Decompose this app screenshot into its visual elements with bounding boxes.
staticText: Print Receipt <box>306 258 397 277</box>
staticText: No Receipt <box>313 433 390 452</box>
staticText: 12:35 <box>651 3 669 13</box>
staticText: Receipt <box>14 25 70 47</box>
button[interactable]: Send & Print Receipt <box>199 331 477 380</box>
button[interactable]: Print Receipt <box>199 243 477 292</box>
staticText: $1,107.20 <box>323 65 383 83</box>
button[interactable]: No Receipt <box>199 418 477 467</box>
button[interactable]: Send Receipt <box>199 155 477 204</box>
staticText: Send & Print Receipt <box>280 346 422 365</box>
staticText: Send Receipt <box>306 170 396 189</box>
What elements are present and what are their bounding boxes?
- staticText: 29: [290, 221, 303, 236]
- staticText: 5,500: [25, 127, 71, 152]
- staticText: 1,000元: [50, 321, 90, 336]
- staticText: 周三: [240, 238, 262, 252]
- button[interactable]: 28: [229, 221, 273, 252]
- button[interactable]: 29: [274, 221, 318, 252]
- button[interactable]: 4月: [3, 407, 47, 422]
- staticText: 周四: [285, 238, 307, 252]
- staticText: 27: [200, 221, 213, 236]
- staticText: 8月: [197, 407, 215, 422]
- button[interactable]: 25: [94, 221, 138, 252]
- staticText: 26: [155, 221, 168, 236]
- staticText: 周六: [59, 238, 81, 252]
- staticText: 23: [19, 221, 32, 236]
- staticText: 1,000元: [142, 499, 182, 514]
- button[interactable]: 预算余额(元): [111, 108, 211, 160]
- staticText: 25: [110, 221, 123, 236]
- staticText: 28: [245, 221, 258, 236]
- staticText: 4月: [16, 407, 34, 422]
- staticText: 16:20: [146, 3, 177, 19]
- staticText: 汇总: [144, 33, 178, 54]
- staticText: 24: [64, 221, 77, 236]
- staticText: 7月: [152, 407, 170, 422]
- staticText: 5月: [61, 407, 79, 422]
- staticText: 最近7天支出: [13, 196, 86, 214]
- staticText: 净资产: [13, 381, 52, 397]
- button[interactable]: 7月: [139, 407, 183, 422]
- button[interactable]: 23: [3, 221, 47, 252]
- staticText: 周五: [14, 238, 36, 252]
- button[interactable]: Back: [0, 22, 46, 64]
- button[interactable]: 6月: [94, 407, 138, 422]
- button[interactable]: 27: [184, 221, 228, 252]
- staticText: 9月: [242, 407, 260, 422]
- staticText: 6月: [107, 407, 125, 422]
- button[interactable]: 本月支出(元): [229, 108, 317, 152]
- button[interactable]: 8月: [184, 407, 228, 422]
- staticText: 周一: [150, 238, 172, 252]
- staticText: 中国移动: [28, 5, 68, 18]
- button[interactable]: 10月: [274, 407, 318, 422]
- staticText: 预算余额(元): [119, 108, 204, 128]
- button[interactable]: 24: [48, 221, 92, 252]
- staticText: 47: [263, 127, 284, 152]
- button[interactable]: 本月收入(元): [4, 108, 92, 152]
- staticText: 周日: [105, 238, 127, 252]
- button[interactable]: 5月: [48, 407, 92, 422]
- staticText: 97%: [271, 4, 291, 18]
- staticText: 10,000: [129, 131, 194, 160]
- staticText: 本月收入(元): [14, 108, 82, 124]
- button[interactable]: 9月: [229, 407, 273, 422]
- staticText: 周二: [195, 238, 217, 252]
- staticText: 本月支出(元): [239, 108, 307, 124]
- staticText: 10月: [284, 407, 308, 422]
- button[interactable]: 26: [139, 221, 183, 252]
□ □ □
Exercise directions :: Copy out all of the items above line for line, with nothing changed.

Reply to the task ::
Decompose this app screenshot into its visual elements with bounding boxes.
staticText: Print Receipt <box>306 258 397 277</box>
staticText: No Receipt <box>313 433 390 452</box>
staticText: 12:35 <box>651 3 669 13</box>
staticText: Receipt <box>14 25 70 47</box>
button[interactable]: Send & Print Receipt <box>199 331 477 380</box>
button[interactable]: Print Receipt <box>199 243 477 292</box>
staticText: $1,107.20 <box>323 65 383 83</box>
button[interactable]: No Receipt <box>199 418 477 467</box>
button[interactable]: Send Receipt <box>199 155 477 204</box>
staticText: Send & Print Receipt <box>280 346 422 365</box>
staticText: Send Receipt <box>306 170 396 189</box>
What elements are present and what are their bounding boxes?
- staticText: 29: [290, 221, 303, 236]
- staticText: 5,500: [25, 127, 71, 152]
- staticText: 1,000元: [50, 321, 90, 336]
- staticText: 周三: [240, 238, 262, 252]
- button[interactable]: 28: [229, 221, 273, 252]
- button[interactable]: 29: [274, 221, 318, 252]
- button[interactable]: 4月: [3, 407, 47, 422]
- staticText: 周四: [285, 238, 307, 252]
- staticText: 27: [200, 221, 213, 236]
- staticText: 8月: [197, 407, 215, 422]
- button[interactable]: 25: [94, 221, 138, 252]
- staticText: 26: [155, 221, 168, 236]
- staticText: 周六: [59, 238, 81, 252]
- staticText: 23: [19, 221, 32, 236]
- staticText: 1,000元: [142, 499, 182, 514]
- button[interactable]: 预算余额(元): [111, 108, 211, 160]
- staticText: 25: [110, 221, 123, 236]
- staticText: 28: [245, 221, 258, 236]
- staticText: 4月: [16, 407, 34, 422]
- staticText: 16:20: [146, 3, 177, 19]
- staticText: 汇总: [144, 33, 178, 54]
- staticText: 24: [64, 221, 77, 236]
- staticText: 7月: [152, 407, 170, 422]
- staticText: 5月: [61, 407, 79, 422]
- staticText: 最近7天支出: [13, 196, 86, 214]
- staticText: 净资产: [13, 381, 52, 397]
- button[interactable]: 7月: [139, 407, 183, 422]
- button[interactable]: 23: [3, 221, 47, 252]
- staticText: 周五: [14, 238, 36, 252]
- button[interactable]: Back: [0, 22, 46, 64]
- button[interactable]: 6月: [94, 407, 138, 422]
- button[interactable]: 27: [184, 221, 228, 252]
- staticText: 9月: [242, 407, 260, 422]
- staticText: 6月: [107, 407, 125, 422]
- button[interactable]: 本月支出(元): [229, 108, 317, 152]
- button[interactable]: 8月: [184, 407, 228, 422]
- staticText: 周一: [150, 238, 172, 252]
- staticText: 中国移动: [28, 5, 68, 18]
- button[interactable]: 10月: [274, 407, 318, 422]
- staticText: 预算余额(元): [119, 108, 204, 128]
- button[interactable]: 24: [48, 221, 92, 252]
- staticText: 47: [263, 127, 284, 152]
- button[interactable]: 本月收入(元): [4, 108, 92, 152]
- staticText: 周日: [105, 238, 127, 252]
- button[interactable]: 5月: [48, 407, 92, 422]
- staticText: 97%: [271, 4, 291, 18]
- staticText: 10,000: [129, 131, 194, 160]
- staticText: 本月收入(元): [14, 108, 82, 124]
- button[interactable]: 9月: [229, 407, 273, 422]
- staticText: 周二: [195, 238, 217, 252]
- staticText: 本月支出(元): [239, 108, 307, 124]
- staticText: 10月: [284, 407, 308, 422]
- button[interactable]: 26: [139, 221, 183, 252]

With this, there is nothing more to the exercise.